Instructions for the task:
Every line with the word "full" in it should be extracted from the data that follows.

Input data:

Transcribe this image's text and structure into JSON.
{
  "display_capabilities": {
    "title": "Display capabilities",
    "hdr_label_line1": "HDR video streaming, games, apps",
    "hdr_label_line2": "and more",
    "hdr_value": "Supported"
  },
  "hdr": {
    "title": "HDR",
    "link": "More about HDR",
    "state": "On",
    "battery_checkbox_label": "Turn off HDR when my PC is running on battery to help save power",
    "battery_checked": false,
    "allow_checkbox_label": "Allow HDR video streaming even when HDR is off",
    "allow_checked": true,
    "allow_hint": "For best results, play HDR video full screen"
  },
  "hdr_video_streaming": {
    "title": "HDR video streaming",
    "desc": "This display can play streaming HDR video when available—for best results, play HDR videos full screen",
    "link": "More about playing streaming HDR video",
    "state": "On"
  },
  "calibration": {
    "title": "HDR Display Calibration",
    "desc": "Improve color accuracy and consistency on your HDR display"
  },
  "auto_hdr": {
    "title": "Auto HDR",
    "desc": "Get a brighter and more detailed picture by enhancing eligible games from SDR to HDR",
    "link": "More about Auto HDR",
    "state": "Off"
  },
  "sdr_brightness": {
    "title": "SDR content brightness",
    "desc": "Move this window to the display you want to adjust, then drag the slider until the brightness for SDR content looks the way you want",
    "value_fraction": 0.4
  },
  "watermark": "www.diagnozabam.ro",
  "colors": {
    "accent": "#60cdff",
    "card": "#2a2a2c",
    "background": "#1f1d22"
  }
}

Answer to this exercise:
    "allow_hint": "For best results, play HDR video full screen"
    "desc": "This display can play streaming HDR video when available—for best results, play HDR videos full screen",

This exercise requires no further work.